■ **Stored data**:
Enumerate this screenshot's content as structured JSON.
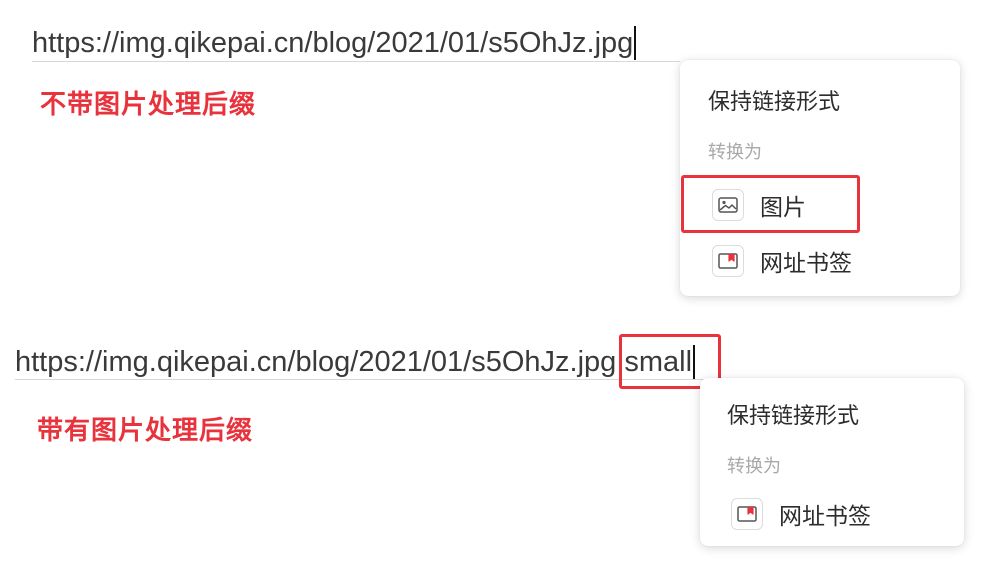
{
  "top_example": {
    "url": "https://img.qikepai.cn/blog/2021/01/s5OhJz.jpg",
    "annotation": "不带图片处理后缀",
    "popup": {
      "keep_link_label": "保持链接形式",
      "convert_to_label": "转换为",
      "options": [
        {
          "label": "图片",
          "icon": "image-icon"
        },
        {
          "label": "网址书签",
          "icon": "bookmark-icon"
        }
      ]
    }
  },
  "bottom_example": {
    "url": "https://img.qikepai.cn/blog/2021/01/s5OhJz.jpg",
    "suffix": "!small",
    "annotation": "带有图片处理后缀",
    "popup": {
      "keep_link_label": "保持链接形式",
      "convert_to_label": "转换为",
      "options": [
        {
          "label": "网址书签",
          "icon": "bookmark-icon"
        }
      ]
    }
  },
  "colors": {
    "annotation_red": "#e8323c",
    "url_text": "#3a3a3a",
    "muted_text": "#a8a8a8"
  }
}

■ **Work to be completed**:
Repeat each entry precisely as it appears. Leave the pictures out.

■ **Task result**:
Enumerate this screenshot's content as structured JSON.
{
  "top_example": {
    "url": "https://img.qikepai.cn/blog/2021/01/s5OhJz.jpg",
    "annotation": "不带图片处理后缀",
    "popup": {
      "keep_link_label": "保持链接形式",
      "convert_to_label": "转换为",
      "options": [
        {
          "label": "图片",
          "icon": "image-icon"
        },
        {
          "label": "网址书签",
          "icon": "bookmark-icon"
        }
      ]
    }
  },
  "bottom_example": {
    "url": "https://img.qikepai.cn/blog/2021/01/s5OhJz.jpg",
    "suffix": "!small",
    "annotation": "带有图片处理后缀",
    "popup": {
      "keep_link_label": "保持链接形式",
      "convert_to_label": "转换为",
      "options": [
        {
          "label": "网址书签",
          "icon": "bookmark-icon"
        }
      ]
    }
  },
  "colors": {
    "annotation_red": "#e8323c",
    "url_text": "#3a3a3a",
    "muted_text": "#a8a8a8"
  }
}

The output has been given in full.